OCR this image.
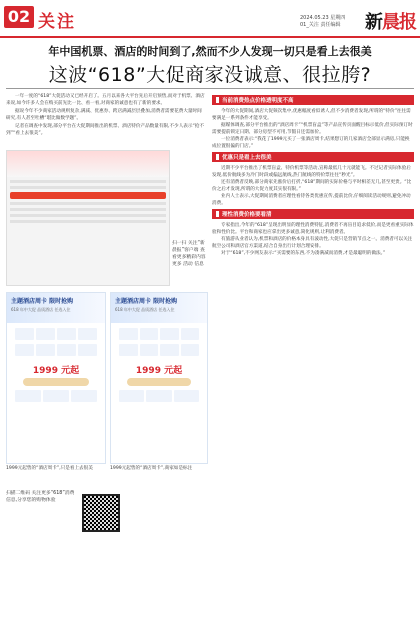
02 关注	2024.05.23 星期四
01_关注 责任编辑 新晨报
年中国机票、酒店的时间到了,然而不少人发现一切只是看上去很美
这波“618”大促商家没诚意、很拉胯?

一年一度的“618”大促活动又已经开启了。五月以来各大平台先后开启预售,而对于机票、酒店来说,如今许多人会在购买前先比一比、看一看,对商家的诚意也有了新的要求。

据说今年不少商家活动规则复杂,满减、优惠券、跨店满减层层叠加,消费者需要花费大量时间研究,有人甚至吐槽“堪比做数学题”。

记者在调查中发现,部分平台在大促期间推出的机票、酒店特价产品数量有限,不少人表示“抢不到”“看上去很美”。

扫一扫 关注“新晨报”客户端 查看更多精彩内容 更多 活动 信息
主题酒店周卡 限时抢购
618 年中大促 品质酒店 任选入住
1999 元起
主题酒店周卡 限时抢购
618 年中大促 品质酒店 任选入住
1999 元起
1999元起售的“酒店周卡”,只是看上去很美	1999元起售的“酒店周卡”,商家如是标注
扫描二维码 关注更多“618”消费信息,分享您的购物体验
当前消费热点价格透明度不高

今年的大促期间,酒店大促频次集中,优惠幅度看似诱人,但不少消费者发现,所谓的“特价”往往需要满足一系列条件才能享受。

据媒体调查,部分平台推出的“酒店周卡”“机票盲盒”等产品宣传页面醒目标示低价,但实际预订时需要提前锁定日期、部分房型不可用,节假日还需加价。

一位消费者表示:“我花了1999元买了一张酒店周卡,结果想订的几家酒店全部显示满房,只能换成位置很偏的门店。”

优惠只是看上去很美

近期不少平台推出了机票盲盒、特价机票等活动,宣称最低几十元就能飞。不过记者实际体验后发现,低价航线多为冷门时段或偏远航线,热门航线的特价票往往“秒光”。

还有消费者反映,部分商家先涨价后打折,“618”期间的实际价格与平时相差无几,甚至更贵。“比价之后才发现,所谓的大促力度其实很有限。”

业内人士表示,大促期间消费者应理性看待各类优惠宣传,提前比价,仔细阅读活动规则,避免冲动消费。

理性消费价格要看清

专家指出,今年的“618”呈现出明显的理性消费特征,消费者不再盲目追求低价,而是更看重实际体验和性价比。平台和商家也应拿出更多诚意,简化规则,让利消费者。

有旅游从业者认为,机票和酒店的价格本身具有波动性,大促只是营销节点之一。消费者可以关注航空公司和酒店官方渠道,结合自身出行计划合理安排。

对于“618”,不少网友表示:“买需要的东西,不为凑满减而消费,才是最聪明的做法。”
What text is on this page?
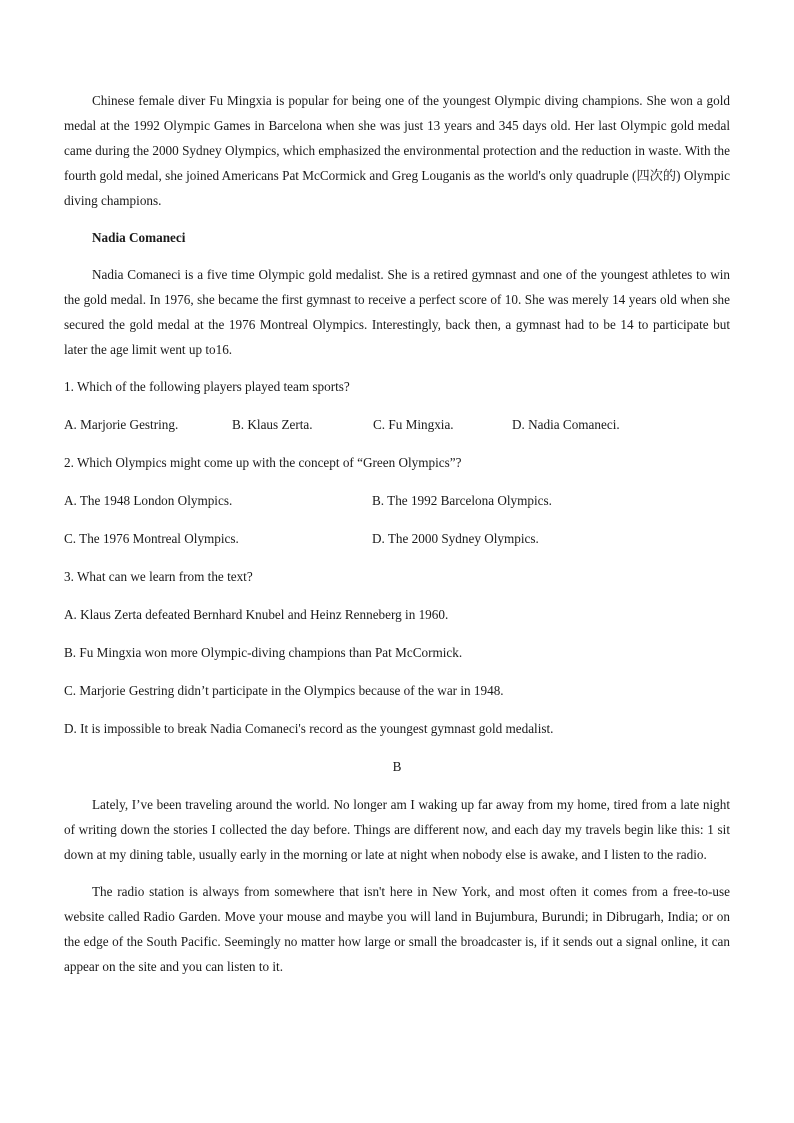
Chinese female diver Fu Mingxia is popular for being one of the youngest Olympic diving champions. She won a gold medal at the 1992 Olympic Games in Barcelona when she was just 13 years and 345 days old. Her last Olympic gold medal came during the 2000 Sydney Olympics, which emphasized the environmental protection and the reduction in waste. With the fourth gold medal, she joined Americans Pat McCormick and Greg Louganis as the world's only quadruple (四次的) Olympic diving champions.

Nadia Comaneci

Nadia Comaneci is a five time Olympic gold medalist. She is a retired gymnast and one of the youngest athletes to win the gold medal. In 1976, she became the first gymnast to receive a perfect score of 10. She was merely 14 years old when she secured the gold medal at the 1976 Montreal Olympics. Interestingly, back then, a gymnast had to be 14 to participate but later the age limit went up to16.

1. Which of the following players played team sports?

A. Marjorie Gestring.	B. Klaus Zerta.	C. Fu Mingxia.	D. Nadia Comaneci.

2. Which Olympics might come up with the concept of “Green Olympics”?

A. The 1948 London Olympics.	B. The 1992 Barcelona Olympics.
C. The 1976 Montreal Olympics.	D. The 2000 Sydney Olympics.

3. What can we learn from the text?

A. Klaus Zerta defeated Bernhard Knubel and Heinz Renneberg in 1960.

B. Fu Mingxia won more Olympic-diving champions than Pat McCormick.

C. Marjorie Gestring didn’t participate in the Olympics because of the war in 1948.

D. It is impossible to break Nadia Comaneci's record as the youngest gymnast gold medalist.

B

Lately, I’ve been traveling around the world. No longer am I waking up far away from my home, tired from a late night of writing down the stories I collected the day before. Things are different now, and each day my travels begin like this: 1 sit down at my dining table, usually early in the morning or late at night when nobody else is awake, and I listen to the radio.

The radio station is always from somewhere that isn't here in New York, and most often it comes from a free-to-use website called Radio Garden. Move your mouse and maybe you will land in Bujumbura, Burundi; in Dibrugarh, India; or on the edge of the South Pacific. Seemingly no matter how large or small the broadcaster is, if it sends out a signal online, it can appear on the site and you can listen to it.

Task instructions: Each line of the material must be retyped exactly, except that images are omitted.

Task result:
OCR this image.
02 关注	2024.05.23 星期四
01_关注 责任编辑 新晨报
年中国机票、酒店的时间到了,然而不少人发现一切只是看上去很美
这波“618”大促商家没诚意、很拉胯?

一年一度的“618”大促活动又已经开启了。五月以来各大平台先后开启预售,而对于机票、酒店来说,如今许多人会在购买前先比一比、看一看,对商家的诚意也有了新的要求。

据说今年不少商家活动规则复杂,满减、优惠券、跨店满减层层叠加,消费者需要花费大量时间研究,有人甚至吐槽“堪比做数学题”。

记者在调查中发现,部分平台在大促期间推出的机票、酒店特价产品数量有限,不少人表示“抢不到”“看上去很美”。

扫一扫 关注“新晨报”客户端 查看更多精彩内容 更多 活动 信息
主题酒店周卡 限时抢购
618 年中大促 品质酒店 任选入住
1999 元起
主题酒店周卡 限时抢购
618 年中大促 品质酒店 任选入住
1999 元起
1999元起售的“酒店周卡”,只是看上去很美	1999元起售的“酒店周卡”,商家如是标注
扫描二维码 关注更多“618”消费信息,分享您的购物体验
当前消费热点价格透明度不高

今年的大促期间,酒店大促频次集中,优惠幅度看似诱人,但不少消费者发现,所谓的“特价”往往需要满足一系列条件才能享受。

据媒体调查,部分平台推出的“酒店周卡”“机票盲盒”等产品宣传页面醒目标示低价,但实际预订时需要提前锁定日期、部分房型不可用,节假日还需加价。

一位消费者表示:“我花了1999元买了一张酒店周卡,结果想订的几家酒店全部显示满房,只能换成位置很偏的门店。”

优惠只是看上去很美

近期不少平台推出了机票盲盒、特价机票等活动,宣称最低几十元就能飞。不过记者实际体验后发现,低价航线多为冷门时段或偏远航线,热门航线的特价票往往“秒光”。

还有消费者反映,部分商家先涨价后打折,“618”期间的实际价格与平时相差无几,甚至更贵。“比价之后才发现,所谓的大促力度其实很有限。”

业内人士表示,大促期间消费者应理性看待各类优惠宣传,提前比价,仔细阅读活动规则,避免冲动消费。

理性消费价格要看清

专家指出,今年的“618”呈现出明显的理性消费特征,消费者不再盲目追求低价,而是更看重实际体验和性价比。平台和商家也应拿出更多诚意,简化规则,让利消费者。

有旅游从业者认为,机票和酒店的价格本身具有波动性,大促只是营销节点之一。消费者可以关注航空公司和酒店官方渠道,结合自身出行计划合理安排。

对于“618”,不少网友表示:“买需要的东西,不为凑满减而消费,才是最聪明的做法。”
What text is on this page?
Chinese female diver Fu Mingxia is popular for being one of the youngest Olympic diving champions. She won a gold medal at the 1992 Olympic Games in Barcelona when she was just 13 years and 345 days old. Her last Olympic gold medal came during the 2000 Sydney Olympics, which emphasized the environmental protection and the reduction in waste. With the fourth gold medal, she joined Americans Pat McCormick and Greg Louganis as the world's only quadruple (四次的) Olympic diving champions.

Nadia Comaneci

Nadia Comaneci is a five time Olympic gold medalist. She is a retired gymnast and one of the youngest athletes to win the gold medal. In 1976, she became the first gymnast to receive a perfect score of 10. She was merely 14 years old when she secured the gold medal at the 1976 Montreal Olympics. Interestingly, back then, a gymnast had to be 14 to participate but later the age limit went up to16.

1. Which of the following players played team sports?

A. Marjorie Gestring.	B. Klaus Zerta.	C. Fu Mingxia.	D. Nadia Comaneci.

2. Which Olympics might come up with the concept of “Green Olympics”?

A. The 1948 London Olympics.	B. The 1992 Barcelona Olympics.
C. The 1976 Montreal Olympics.	D. The 2000 Sydney Olympics.

3. What can we learn from the text?

A. Klaus Zerta defeated Bernhard Knubel and Heinz Renneberg in 1960.

B. Fu Mingxia won more Olympic-diving champions than Pat McCormick.

C. Marjorie Gestring didn’t participate in the Olympics because of the war in 1948.

D. It is impossible to break Nadia Comaneci's record as the youngest gymnast gold medalist.

B

Lately, I’ve been traveling around the world. No longer am I waking up far away from my home, tired from a late night of writing down the stories I collected the day before. Things are different now, and each day my travels begin like this: 1 sit down at my dining table, usually early in the morning or late at night when nobody else is awake, and I listen to the radio.

The radio station is always from somewhere that isn't here in New York, and most often it comes from a free-to-use website called Radio Garden. Move your mouse and maybe you will land in Bujumbura, Burundi; in Dibrugarh, India; or on the edge of the South Pacific. Seemingly no matter how large or small the broadcaster is, if it sends out a signal online, it can appear on the site and you can listen to it.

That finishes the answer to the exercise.